## WHAT IS ASKED
Reproduce all the entries exactly and keep the pictures out.
=-=-=
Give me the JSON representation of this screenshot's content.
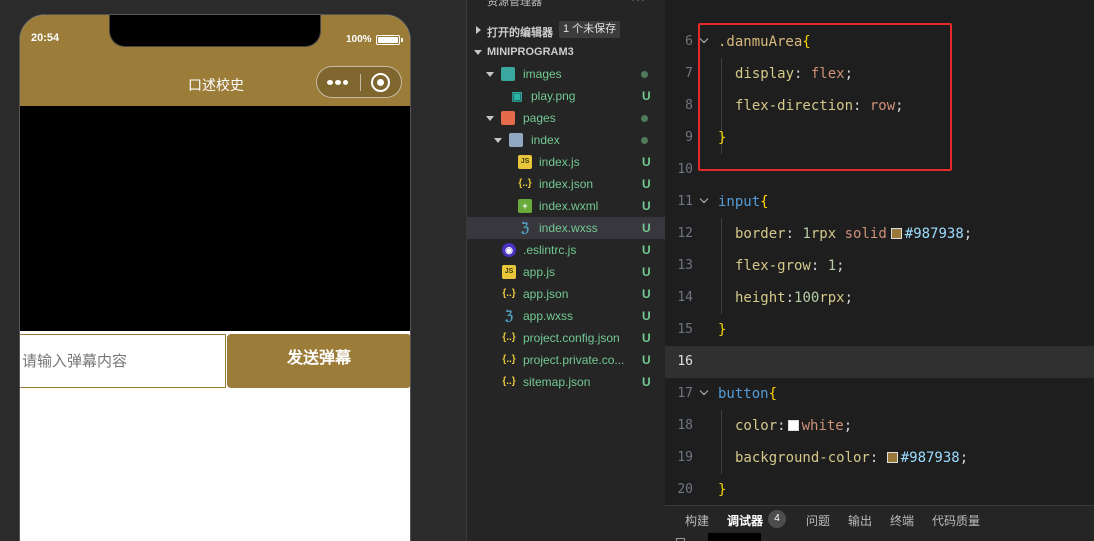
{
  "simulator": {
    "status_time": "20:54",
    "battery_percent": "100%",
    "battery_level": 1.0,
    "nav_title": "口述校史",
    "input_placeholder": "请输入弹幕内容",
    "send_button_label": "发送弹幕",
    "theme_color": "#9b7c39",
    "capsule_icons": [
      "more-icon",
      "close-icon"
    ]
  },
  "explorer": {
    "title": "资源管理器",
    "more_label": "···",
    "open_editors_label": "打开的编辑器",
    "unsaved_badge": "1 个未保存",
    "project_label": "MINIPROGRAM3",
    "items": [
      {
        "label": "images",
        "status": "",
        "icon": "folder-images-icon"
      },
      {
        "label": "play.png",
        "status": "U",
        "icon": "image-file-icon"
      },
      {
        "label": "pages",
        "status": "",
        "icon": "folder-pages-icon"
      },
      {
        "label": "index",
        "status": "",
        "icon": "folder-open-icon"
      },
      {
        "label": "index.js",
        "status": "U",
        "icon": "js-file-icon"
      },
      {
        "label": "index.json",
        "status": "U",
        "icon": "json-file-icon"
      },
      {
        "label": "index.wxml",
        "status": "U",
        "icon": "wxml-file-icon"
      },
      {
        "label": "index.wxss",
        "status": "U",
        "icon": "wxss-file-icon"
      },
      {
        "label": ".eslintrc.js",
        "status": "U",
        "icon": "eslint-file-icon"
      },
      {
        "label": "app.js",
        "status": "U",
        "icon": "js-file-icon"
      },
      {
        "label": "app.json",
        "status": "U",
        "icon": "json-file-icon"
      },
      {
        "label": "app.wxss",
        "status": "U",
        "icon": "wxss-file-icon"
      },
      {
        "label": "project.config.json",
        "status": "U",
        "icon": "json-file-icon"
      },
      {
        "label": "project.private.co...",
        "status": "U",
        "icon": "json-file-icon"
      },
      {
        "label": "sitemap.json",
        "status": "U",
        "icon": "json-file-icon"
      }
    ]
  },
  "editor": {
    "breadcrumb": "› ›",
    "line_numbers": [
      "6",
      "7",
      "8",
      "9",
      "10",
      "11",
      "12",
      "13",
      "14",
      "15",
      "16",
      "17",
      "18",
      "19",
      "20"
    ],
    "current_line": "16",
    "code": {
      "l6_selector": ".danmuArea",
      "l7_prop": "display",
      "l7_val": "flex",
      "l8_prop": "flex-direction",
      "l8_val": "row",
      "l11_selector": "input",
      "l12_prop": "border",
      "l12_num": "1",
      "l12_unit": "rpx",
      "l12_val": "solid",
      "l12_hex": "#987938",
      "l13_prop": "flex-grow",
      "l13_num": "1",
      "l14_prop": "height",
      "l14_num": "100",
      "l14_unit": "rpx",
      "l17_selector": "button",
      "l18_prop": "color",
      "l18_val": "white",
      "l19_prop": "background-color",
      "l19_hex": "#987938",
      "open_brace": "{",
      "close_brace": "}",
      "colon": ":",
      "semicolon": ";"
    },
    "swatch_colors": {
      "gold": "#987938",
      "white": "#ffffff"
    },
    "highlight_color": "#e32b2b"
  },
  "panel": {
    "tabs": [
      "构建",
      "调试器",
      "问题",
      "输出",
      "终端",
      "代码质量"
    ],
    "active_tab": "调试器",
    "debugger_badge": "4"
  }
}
=-=-=
## SOLUTION TO THIS TASK
Give me the JSON representation of this screenshot's content.
{
  "simulator": {
    "status_time": "20:54",
    "battery_percent": "100%",
    "battery_level": 1.0,
    "nav_title": "口述校史",
    "input_placeholder": "请输入弹幕内容",
    "send_button_label": "发送弹幕",
    "theme_color": "#9b7c39",
    "capsule_icons": [
      "more-icon",
      "close-icon"
    ]
  },
  "explorer": {
    "title": "资源管理器",
    "more_label": "···",
    "open_editors_label": "打开的编辑器",
    "unsaved_badge": "1 个未保存",
    "project_label": "MINIPROGRAM3",
    "items": [
      {
        "label": "images",
        "status": "",
        "icon": "folder-images-icon"
      },
      {
        "label": "play.png",
        "status": "U",
        "icon": "image-file-icon"
      },
      {
        "label": "pages",
        "status": "",
        "icon": "folder-pages-icon"
      },
      {
        "label": "index",
        "status": "",
        "icon": "folder-open-icon"
      },
      {
        "label": "index.js",
        "status": "U",
        "icon": "js-file-icon"
      },
      {
        "label": "index.json",
        "status": "U",
        "icon": "json-file-icon"
      },
      {
        "label": "index.wxml",
        "status": "U",
        "icon": "wxml-file-icon"
      },
      {
        "label": "index.wxss",
        "status": "U",
        "icon": "wxss-file-icon"
      },
      {
        "label": ".eslintrc.js",
        "status": "U",
        "icon": "eslint-file-icon"
      },
      {
        "label": "app.js",
        "status": "U",
        "icon": "js-file-icon"
      },
      {
        "label": "app.json",
        "status": "U",
        "icon": "json-file-icon"
      },
      {
        "label": "app.wxss",
        "status": "U",
        "icon": "wxss-file-icon"
      },
      {
        "label": "project.config.json",
        "status": "U",
        "icon": "json-file-icon"
      },
      {
        "label": "project.private.co...",
        "status": "U",
        "icon": "json-file-icon"
      },
      {
        "label": "sitemap.json",
        "status": "U",
        "icon": "json-file-icon"
      }
    ]
  },
  "editor": {
    "breadcrumb": "› ›",
    "line_numbers": [
      "6",
      "7",
      "8",
      "9",
      "10",
      "11",
      "12",
      "13",
      "14",
      "15",
      "16",
      "17",
      "18",
      "19",
      "20"
    ],
    "current_line": "16",
    "code": {
      "l6_selector": ".danmuArea",
      "l7_prop": "display",
      "l7_val": "flex",
      "l8_prop": "flex-direction",
      "l8_val": "row",
      "l11_selector": "input",
      "l12_prop": "border",
      "l12_num": "1",
      "l12_unit": "rpx",
      "l12_val": "solid",
      "l12_hex": "#987938",
      "l13_prop": "flex-grow",
      "l13_num": "1",
      "l14_prop": "height",
      "l14_num": "100",
      "l14_unit": "rpx",
      "l17_selector": "button",
      "l18_prop": "color",
      "l18_val": "white",
      "l19_prop": "background-color",
      "l19_hex": "#987938",
      "open_brace": "{",
      "close_brace": "}",
      "colon": ":",
      "semicolon": ";"
    },
    "swatch_colors": {
      "gold": "#987938",
      "white": "#ffffff"
    },
    "highlight_color": "#e32b2b"
  },
  "panel": {
    "tabs": [
      "构建",
      "调试器",
      "问题",
      "输出",
      "终端",
      "代码质量"
    ],
    "active_tab": "调试器",
    "debugger_badge": "4"
  }
}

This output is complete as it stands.